• **Task instructions**
Where the data below has the string "name", return the whole line.

• **Entries supplied**

====

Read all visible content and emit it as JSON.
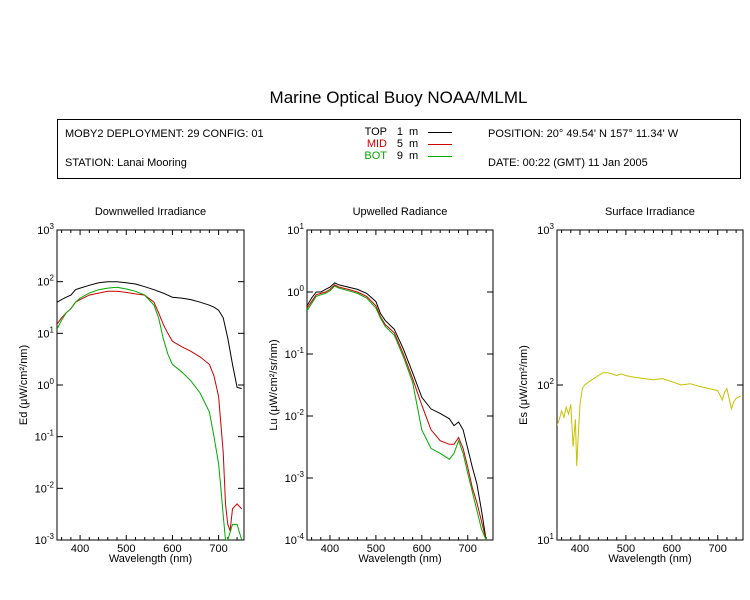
{
  "title": "Marine Optical Buoy NOAA/MLML",
  "header": {
    "deployment": "MOBY2 DEPLOYMENT: 29 CONFIG: 01",
    "station": "STATION: Lanai Mooring",
    "position": "POSITION: 20° 49.54' N   157° 11.34' W",
    "date": "DATE: 00:22 (GMT) 11 Jan 2005",
    "legend": [
      {
        "name": "TOP",
        "depth": "1",
        "unit": "m",
        "color": "#000000"
      },
      {
        "name": "MID",
        "depth": "5",
        "unit": "m",
        "color": "#cc0000"
      },
      {
        "name": "BOT",
        "depth": "9",
        "unit": "m",
        "color": "#00aa00"
      }
    ]
  },
  "chart_data": [
    {
      "type": "line",
      "title": "Downwelled Irradiance",
      "xlabel": "Wavelength (nm)",
      "ylabel": "Ed  (μW/cm²/nm)",
      "xlim": [
        350,
        755
      ],
      "ylim": [
        0.001,
        1000
      ],
      "yscale": "log",
      "xticks": [
        400,
        500,
        600,
        700
      ],
      "yticks": [
        {
          "v": 0.001,
          "base": "10",
          "exp": "-3"
        },
        {
          "v": 0.01,
          "base": "10",
          "exp": "-2"
        },
        {
          "v": 0.1,
          "base": "10",
          "exp": "-1"
        },
        {
          "v": 1,
          "base": "10",
          "exp": "0"
        },
        {
          "v": 10,
          "base": "10",
          "exp": "1"
        },
        {
          "v": 100,
          "base": "10",
          "exp": "2"
        },
        {
          "v": 1000,
          "base": "10",
          "exp": "3"
        }
      ],
      "series": [
        {
          "name": "TOP",
          "color": "#000000",
          "x": [
            350,
            360,
            370,
            380,
            390,
            400,
            420,
            440,
            460,
            480,
            500,
            520,
            540,
            560,
            580,
            600,
            620,
            640,
            660,
            680,
            690,
            700,
            710,
            720,
            730,
            735,
            740,
            750
          ],
          "y": [
            40,
            45,
            50,
            55,
            70,
            75,
            85,
            95,
            100,
            100,
            95,
            90,
            80,
            70,
            60,
            50,
            48,
            45,
            40,
            35,
            32,
            28,
            20,
            8,
            2.5,
            1.5,
            0.9,
            0.85
          ]
        },
        {
          "name": "MID",
          "color": "#cc0000",
          "x": [
            350,
            360,
            370,
            380,
            390,
            400,
            420,
            440,
            460,
            480,
            500,
            520,
            540,
            560,
            570,
            580,
            590,
            600,
            620,
            640,
            660,
            680,
            690,
            700,
            710,
            715,
            720,
            725,
            730,
            740,
            750
          ],
          "y": [
            15,
            20,
            25,
            30,
            40,
            45,
            55,
            60,
            65,
            65,
            62,
            58,
            55,
            40,
            25,
            15,
            10,
            7,
            5.5,
            4.5,
            3.5,
            2.5,
            1.5,
            0.6,
            0.05,
            0.005,
            0.002,
            0.0015,
            0.004,
            0.005,
            0.004
          ]
        },
        {
          "name": "BOT",
          "color": "#00aa00",
          "x": [
            350,
            360,
            370,
            380,
            390,
            400,
            420,
            440,
            460,
            480,
            500,
            520,
            540,
            560,
            570,
            580,
            590,
            600,
            620,
            640,
            660,
            680,
            690,
            700,
            705,
            710,
            715,
            720,
            730,
            740,
            750
          ],
          "y": [
            12,
            18,
            25,
            30,
            40,
            48,
            60,
            70,
            75,
            78,
            72,
            65,
            55,
            35,
            20,
            8,
            4,
            2.5,
            1.8,
            1.2,
            0.7,
            0.3,
            0.1,
            0.03,
            0.01,
            0.003,
            0.001,
            0.001,
            0.002,
            0.002,
            0.001
          ]
        }
      ]
    },
    {
      "type": "line",
      "title": "Upwelled Radiance",
      "xlabel": "Wavelength (nm)",
      "ylabel": "Lu  (μW/cm²/sr/nm)",
      "xlim": [
        350,
        755
      ],
      "ylim": [
        0.0001,
        10
      ],
      "yscale": "log",
      "xticks": [
        400,
        500,
        600,
        700
      ],
      "yticks": [
        {
          "v": 0.0001,
          "base": "10",
          "exp": "-4"
        },
        {
          "v": 0.001,
          "base": "10",
          "exp": "-3"
        },
        {
          "v": 0.01,
          "base": "10",
          "exp": "-2"
        },
        {
          "v": 0.1,
          "base": "10",
          "exp": "-1"
        },
        {
          "v": 1,
          "base": "10",
          "exp": "0"
        },
        {
          "v": 10,
          "base": "10",
          "exp": "1"
        }
      ],
      "series": [
        {
          "name": "TOP",
          "color": "#000000",
          "x": [
            350,
            360,
            370,
            380,
            390,
            400,
            410,
            420,
            440,
            460,
            480,
            500,
            510,
            520,
            540,
            560,
            580,
            600,
            620,
            640,
            660,
            670,
            680,
            690,
            700,
            710,
            720,
            730,
            740
          ],
          "y": [
            0.6,
            0.8,
            1.0,
            1.0,
            1.1,
            1.2,
            1.4,
            1.3,
            1.2,
            1.1,
            0.95,
            0.7,
            0.45,
            0.35,
            0.25,
            0.12,
            0.05,
            0.02,
            0.013,
            0.011,
            0.009,
            0.007,
            0.008,
            0.006,
            0.003,
            0.0015,
            0.0008,
            0.0003,
            0.0001
          ]
        },
        {
          "name": "MID",
          "color": "#cc0000",
          "x": [
            350,
            360,
            370,
            380,
            390,
            400,
            410,
            420,
            440,
            460,
            480,
            500,
            510,
            520,
            540,
            560,
            580,
            600,
            620,
            640,
            660,
            670,
            680,
            690,
            700,
            710,
            720,
            730,
            740
          ],
          "y": [
            0.55,
            0.7,
            0.9,
            0.95,
            1.0,
            1.1,
            1.3,
            1.2,
            1.1,
            1.0,
            0.85,
            0.6,
            0.4,
            0.3,
            0.22,
            0.1,
            0.04,
            0.015,
            0.006,
            0.004,
            0.0035,
            0.0035,
            0.0045,
            0.003,
            0.0015,
            0.0007,
            0.0004,
            0.0002,
            0.0001
          ]
        },
        {
          "name": "BOT",
          "color": "#00aa00",
          "x": [
            350,
            360,
            370,
            380,
            390,
            400,
            410,
            420,
            440,
            460,
            480,
            500,
            510,
            520,
            540,
            560,
            580,
            600,
            620,
            640,
            660,
            670,
            680,
            690,
            700,
            710,
            720,
            730,
            740
          ],
          "y": [
            0.5,
            0.65,
            0.85,
            0.9,
            0.95,
            1.05,
            1.25,
            1.15,
            1.05,
            0.95,
            0.8,
            0.55,
            0.38,
            0.28,
            0.2,
            0.09,
            0.035,
            0.006,
            0.003,
            0.0025,
            0.002,
            0.0025,
            0.004,
            0.0025,
            0.0012,
            0.0006,
            0.0003,
            0.00015,
            0.0001
          ]
        }
      ]
    },
    {
      "type": "line",
      "title": "Surface Irradiance",
      "xlabel": "Wavelength (nm)",
      "ylabel": "Es  (μW/cm²/nm)",
      "xlim": [
        350,
        755
      ],
      "ylim": [
        10,
        1000
      ],
      "yscale": "log",
      "xticks": [
        400,
        500,
        600,
        700
      ],
      "yticks": [
        {
          "v": 10,
          "base": "10",
          "exp": "1"
        },
        {
          "v": 100,
          "base": "10",
          "exp": "2"
        },
        {
          "v": 1000,
          "base": "10",
          "exp": "3"
        }
      ],
      "series": [
        {
          "name": "Es",
          "color": "#c8c000",
          "x": [
            350,
            355,
            360,
            365,
            370,
            375,
            380,
            385,
            390,
            393,
            396,
            400,
            405,
            410,
            420,
            430,
            440,
            450,
            460,
            470,
            480,
            490,
            500,
            520,
            540,
            560,
            580,
            600,
            620,
            640,
            660,
            680,
            700,
            710,
            715,
            720,
            730,
            735,
            740,
            750
          ],
          "y": [
            55,
            60,
            68,
            62,
            72,
            65,
            75,
            40,
            60,
            30,
            45,
            75,
            95,
            100,
            105,
            110,
            115,
            120,
            120,
            118,
            115,
            118,
            115,
            112,
            110,
            108,
            110,
            105,
            100,
            102,
            98,
            95,
            92,
            80,
            90,
            95,
            70,
            78,
            82,
            85
          ]
        }
      ]
    }
  ]
}
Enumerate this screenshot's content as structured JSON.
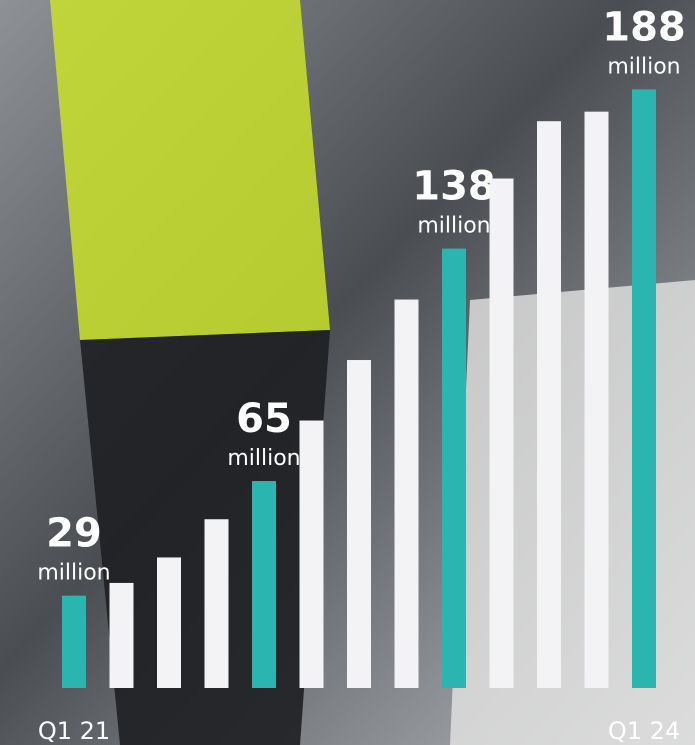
{
  "chart_data": {
    "type": "bar",
    "categories": [
      "Q1 21",
      null,
      null,
      null,
      null,
      null,
      null,
      null,
      null,
      null,
      null,
      null,
      "Q1 24"
    ],
    "values": [
      29,
      33,
      41,
      53,
      65,
      84,
      103,
      122,
      138,
      160,
      178,
      181,
      188
    ],
    "highlight": [
      true,
      false,
      false,
      false,
      true,
      false,
      false,
      false,
      true,
      false,
      false,
      false,
      true
    ],
    "highlight_color": "#2bb5b0",
    "color": "#f3f3f6",
    "unit_label": "million",
    "ylim": [
      0,
      190
    ]
  }
}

====

• **Solution to this problem**
        "name": "TOP",
        "name": "MID",
        "name": "BOT",
          "name": "TOP",
          "name": "MID",
          "name": "BOT",
          "name": "TOP",
          "name": "MID",
          "name": "BOT",
          "name": "Es",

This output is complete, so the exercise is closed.